Print the entries in full, word for word, but not the pictures.

(A run of records)
■ ■ ■ ■ ■ ■ ■

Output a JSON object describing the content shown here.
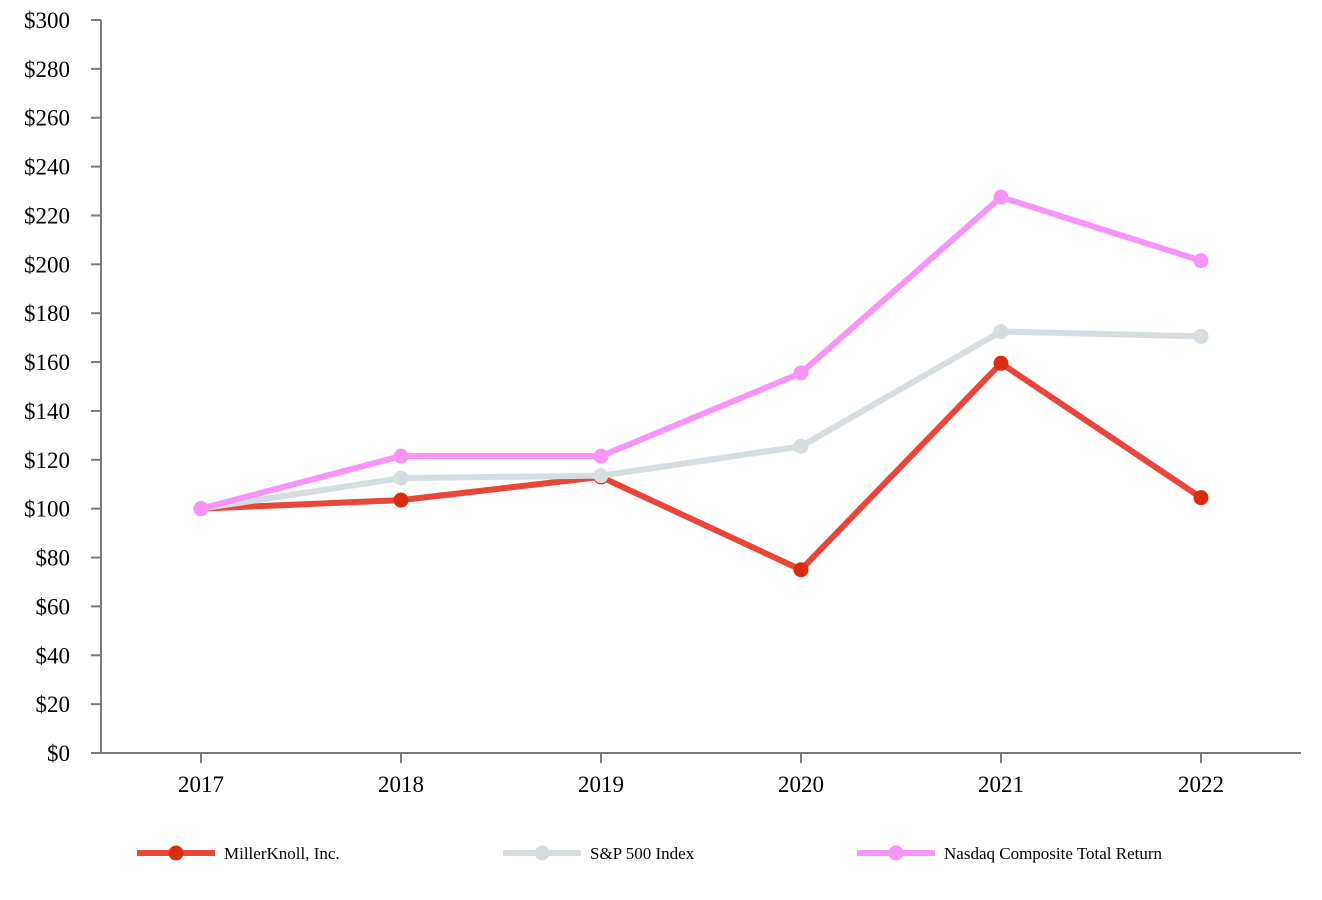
{
  "chart_data": {
    "type": "line",
    "title": "",
    "xlabel": "",
    "ylabel": "",
    "categories": [
      "2017",
      "2018",
      "2019",
      "2020",
      "2021",
      "2022"
    ],
    "ylim": [
      0,
      300
    ],
    "yticks": [
      0,
      20,
      40,
      60,
      80,
      100,
      120,
      140,
      160,
      180,
      200,
      220,
      240,
      260,
      280,
      300
    ],
    "ytick_labels": [
      "$0",
      "$20",
      "$40",
      "$60",
      "$80",
      "$100",
      "$120",
      "$140",
      "$160",
      "$180",
      "$200",
      "$220",
      "$240",
      "$260",
      "$280",
      "$300"
    ],
    "grid": false,
    "legend_position": "bottom",
    "series": [
      {
        "name": "MillerKnoll, Inc.",
        "color": "#e8463a",
        "marker_color": "#d92d10",
        "values": [
          100,
          103.5,
          113,
          75,
          159.5,
          104.5
        ]
      },
      {
        "name": "S&P 500 Index",
        "color": "#d5dde0",
        "marker_color": "#d5dde0",
        "values": [
          100,
          112.5,
          113.5,
          125.5,
          172.5,
          170.5
        ]
      },
      {
        "name": "Nasdaq Composite Total Return",
        "color": "#f795f7",
        "marker_color": "#f795f7",
        "values": [
          100,
          121.5,
          121.5,
          155.5,
          227.5,
          201.5
        ]
      }
    ]
  }
}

■ ■ ■ ■ ■ ■ ■

→ Response to this task:
Output a JSON object describing the content shown here.
{
  "chart_data": {
    "type": "line",
    "title": "",
    "xlabel": "",
    "ylabel": "",
    "categories": [
      "2017",
      "2018",
      "2019",
      "2020",
      "2021",
      "2022"
    ],
    "ylim": [
      0,
      300
    ],
    "yticks": [
      0,
      20,
      40,
      60,
      80,
      100,
      120,
      140,
      160,
      180,
      200,
      220,
      240,
      260,
      280,
      300
    ],
    "ytick_labels": [
      "$0",
      "$20",
      "$40",
      "$60",
      "$80",
      "$100",
      "$120",
      "$140",
      "$160",
      "$180",
      "$200",
      "$220",
      "$240",
      "$260",
      "$280",
      "$300"
    ],
    "grid": false,
    "legend_position": "bottom",
    "series": [
      {
        "name": "MillerKnoll, Inc.",
        "color": "#e8463a",
        "marker_color": "#d92d10",
        "values": [
          100,
          103.5,
          113,
          75,
          159.5,
          104.5
        ]
      },
      {
        "name": "S&P 500 Index",
        "color": "#d5dde0",
        "marker_color": "#d5dde0",
        "values": [
          100,
          112.5,
          113.5,
          125.5,
          172.5,
          170.5
        ]
      },
      {
        "name": "Nasdaq Composite Total Return",
        "color": "#f795f7",
        "marker_color": "#f795f7",
        "values": [
          100,
          121.5,
          121.5,
          155.5,
          227.5,
          201.5
        ]
      }
    ]
  }
}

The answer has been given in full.